[Dataset records]
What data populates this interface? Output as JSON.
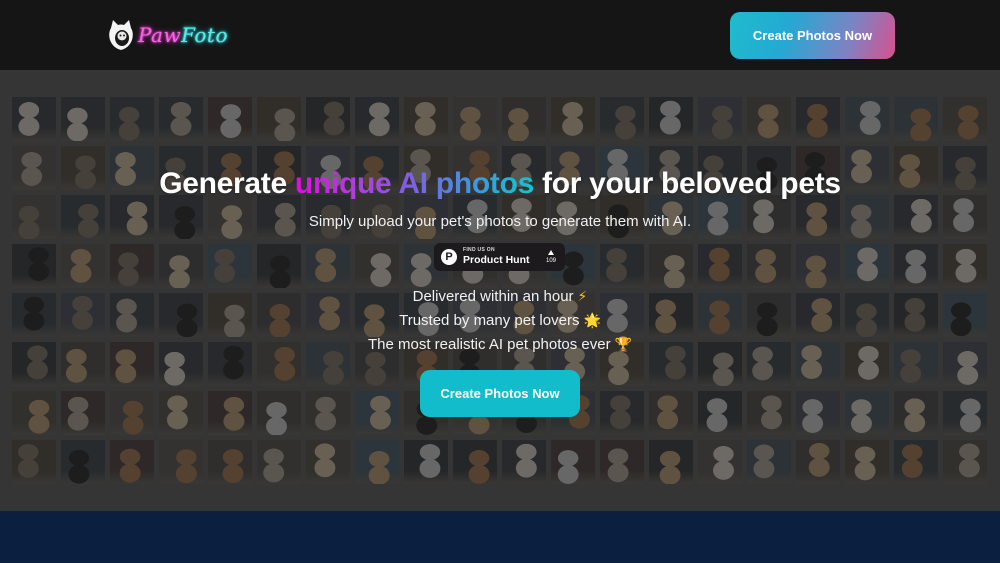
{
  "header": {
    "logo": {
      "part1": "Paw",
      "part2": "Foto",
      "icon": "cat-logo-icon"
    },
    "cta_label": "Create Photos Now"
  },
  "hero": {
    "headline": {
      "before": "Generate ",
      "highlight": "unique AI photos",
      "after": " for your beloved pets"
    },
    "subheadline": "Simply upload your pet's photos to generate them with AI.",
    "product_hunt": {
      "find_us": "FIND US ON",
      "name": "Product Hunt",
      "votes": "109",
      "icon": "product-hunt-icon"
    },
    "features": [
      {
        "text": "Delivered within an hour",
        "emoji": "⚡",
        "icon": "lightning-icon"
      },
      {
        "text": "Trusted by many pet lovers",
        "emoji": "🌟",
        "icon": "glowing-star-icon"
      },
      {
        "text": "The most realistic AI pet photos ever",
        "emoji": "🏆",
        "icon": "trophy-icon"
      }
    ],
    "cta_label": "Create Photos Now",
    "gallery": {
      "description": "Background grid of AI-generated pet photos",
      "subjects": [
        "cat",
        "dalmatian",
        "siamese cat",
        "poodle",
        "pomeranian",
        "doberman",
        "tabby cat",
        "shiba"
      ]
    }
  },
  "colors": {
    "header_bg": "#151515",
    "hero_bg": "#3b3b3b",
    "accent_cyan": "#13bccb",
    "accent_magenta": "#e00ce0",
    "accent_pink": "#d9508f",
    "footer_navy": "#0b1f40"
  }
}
* * *
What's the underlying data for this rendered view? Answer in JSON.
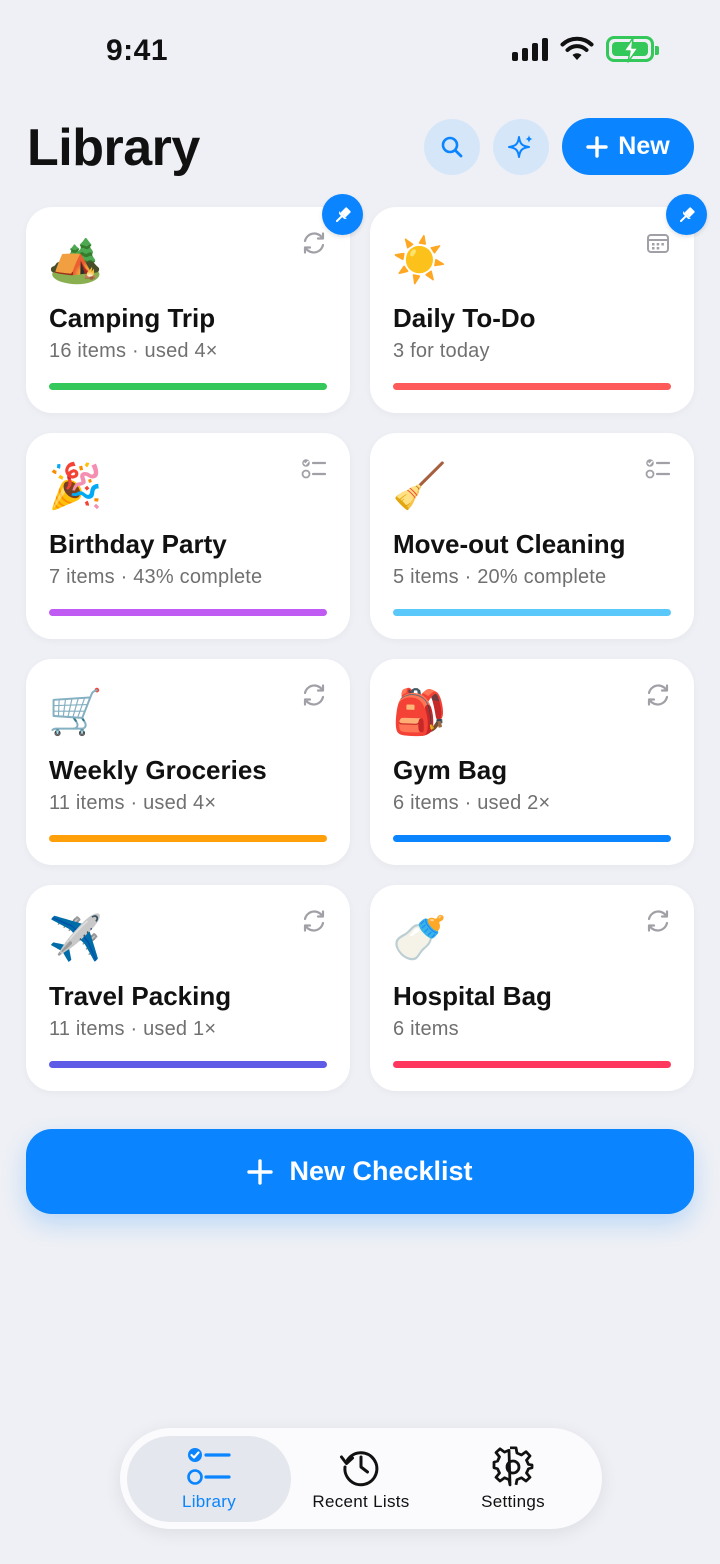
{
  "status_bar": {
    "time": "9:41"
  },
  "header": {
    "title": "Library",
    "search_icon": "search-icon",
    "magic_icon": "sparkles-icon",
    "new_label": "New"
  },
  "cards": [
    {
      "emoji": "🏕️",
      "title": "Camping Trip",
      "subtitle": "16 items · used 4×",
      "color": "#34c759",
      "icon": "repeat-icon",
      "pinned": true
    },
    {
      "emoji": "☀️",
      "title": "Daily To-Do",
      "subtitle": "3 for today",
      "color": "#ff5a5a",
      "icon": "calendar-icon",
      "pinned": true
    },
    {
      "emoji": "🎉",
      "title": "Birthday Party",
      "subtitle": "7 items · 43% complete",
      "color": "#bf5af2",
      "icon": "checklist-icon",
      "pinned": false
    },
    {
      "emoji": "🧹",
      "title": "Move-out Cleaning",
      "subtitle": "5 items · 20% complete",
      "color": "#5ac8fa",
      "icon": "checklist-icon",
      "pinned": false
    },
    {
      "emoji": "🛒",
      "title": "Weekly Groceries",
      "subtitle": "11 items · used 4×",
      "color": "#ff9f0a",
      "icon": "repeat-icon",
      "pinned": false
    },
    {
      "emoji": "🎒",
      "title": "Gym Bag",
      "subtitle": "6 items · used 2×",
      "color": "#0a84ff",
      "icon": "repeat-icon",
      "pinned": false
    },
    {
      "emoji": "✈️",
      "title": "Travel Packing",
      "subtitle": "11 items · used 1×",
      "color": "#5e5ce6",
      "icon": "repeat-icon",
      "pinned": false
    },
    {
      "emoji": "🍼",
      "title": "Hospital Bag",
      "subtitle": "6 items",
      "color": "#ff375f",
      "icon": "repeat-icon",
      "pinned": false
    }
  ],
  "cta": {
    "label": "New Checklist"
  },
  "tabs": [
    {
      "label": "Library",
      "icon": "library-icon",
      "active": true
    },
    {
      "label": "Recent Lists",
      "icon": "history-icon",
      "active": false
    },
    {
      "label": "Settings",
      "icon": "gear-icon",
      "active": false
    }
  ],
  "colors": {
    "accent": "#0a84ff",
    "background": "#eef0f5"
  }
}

● Exercise directions: Extract each line holding the word "What" from the records.

● Output:
What data populates this interface? Output as JSON.
What's the underlying data for this rendered view? Answer in JSON.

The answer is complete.